- _WHAT IS EXPECTED_:
Produce an exact transcription of the listing below, omitting the pictures.

Collected data:
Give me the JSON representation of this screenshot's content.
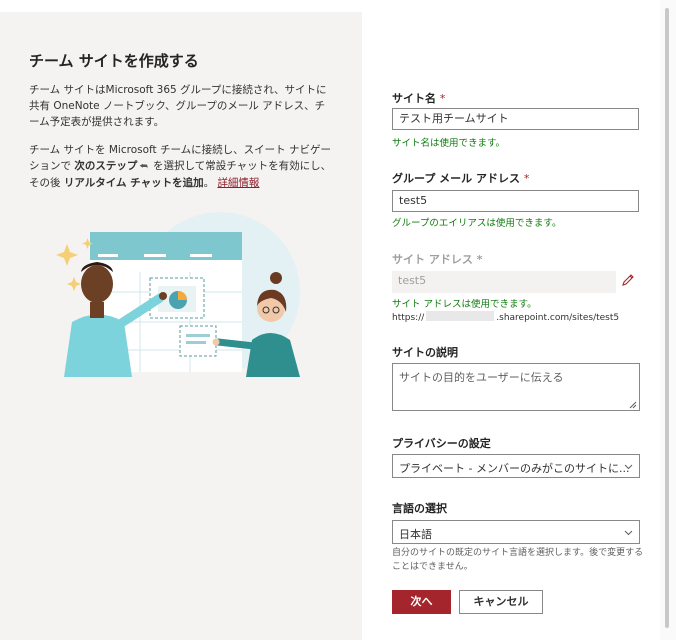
{
  "panel": {
    "title": "チーム サイトを作成する",
    "para1": "チーム サイトはMicrosoft 365 グループに接続され、サイトに共有 OneNote ノートブック、グループのメール アドレス、チーム予定表が提供されます。",
    "para2_a": "チーム サイトを Microsoft チームに接続し、スイート ナビゲーションで ",
    "para2_b": "次のステップ",
    "para2_c": " を選択して常設チャットを有効にし、その後 ",
    "para2_d": "リアルタイム チャットを追加",
    "para2_e": "。",
    "link": "詳細情報"
  },
  "form": {
    "site_name": {
      "label": "サイト名",
      "req": "*",
      "value": "テスト用チームサイト",
      "status": "サイト名は使用できます。"
    },
    "group_email": {
      "label": "グループ メール アドレス",
      "req": "*",
      "value": "test5",
      "status": "グループのエイリアスは使用できます。"
    },
    "site_address": {
      "label": "サイト アドレス",
      "req": "*",
      "value": "test5",
      "status": "サイト アドレスは使用できます。",
      "url_prefix": "https://",
      "url_suffix": ".sharepoint.com/sites/test5"
    },
    "description": {
      "label": "サイトの説明",
      "placeholder": "サイトの目的をユーザーに伝える"
    },
    "privacy": {
      "label": "プライバシーの設定",
      "value": "プライベート - メンバーのみがこのサイトに..."
    },
    "language": {
      "label": "言語の選択",
      "value": "日本語",
      "hint": "自分のサイトの既定のサイト言語を選択します。後で変更することはできません。"
    }
  },
  "buttons": {
    "next": "次へ",
    "cancel": "キャンセル"
  },
  "colors": {
    "accent": "#a4262c",
    "success": "#107c10",
    "panel_bg": "#f5f3f1"
  }
}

- _EXERCISE OUTPUT_:
Give me the JSON representation of this screenshot's content.
{
  "panel": {
    "title": "チーム サイトを作成する",
    "para1": "チーム サイトはMicrosoft 365 グループに接続され、サイトに共有 OneNote ノートブック、グループのメール アドレス、チーム予定表が提供されます。",
    "para2_a": "チーム サイトを Microsoft チームに接続し、スイート ナビゲーションで ",
    "para2_b": "次のステップ",
    "para2_c": " を選択して常設チャットを有効にし、その後 ",
    "para2_d": "リアルタイム チャットを追加",
    "para2_e": "。",
    "link": "詳細情報"
  },
  "form": {
    "site_name": {
      "label": "サイト名",
      "req": "*",
      "value": "テスト用チームサイト",
      "status": "サイト名は使用できます。"
    },
    "group_email": {
      "label": "グループ メール アドレス",
      "req": "*",
      "value": "test5",
      "status": "グループのエイリアスは使用できます。"
    },
    "site_address": {
      "label": "サイト アドレス",
      "req": "*",
      "value": "test5",
      "status": "サイト アドレスは使用できます。",
      "url_prefix": "https://",
      "url_suffix": ".sharepoint.com/sites/test5"
    },
    "description": {
      "label": "サイトの説明",
      "placeholder": "サイトの目的をユーザーに伝える"
    },
    "privacy": {
      "label": "プライバシーの設定",
      "value": "プライベート - メンバーのみがこのサイトに..."
    },
    "language": {
      "label": "言語の選択",
      "value": "日本語",
      "hint": "自分のサイトの既定のサイト言語を選択します。後で変更することはできません。"
    }
  },
  "buttons": {
    "next": "次へ",
    "cancel": "キャンセル"
  },
  "colors": {
    "accent": "#a4262c",
    "success": "#107c10",
    "panel_bg": "#f5f3f1"
  }
}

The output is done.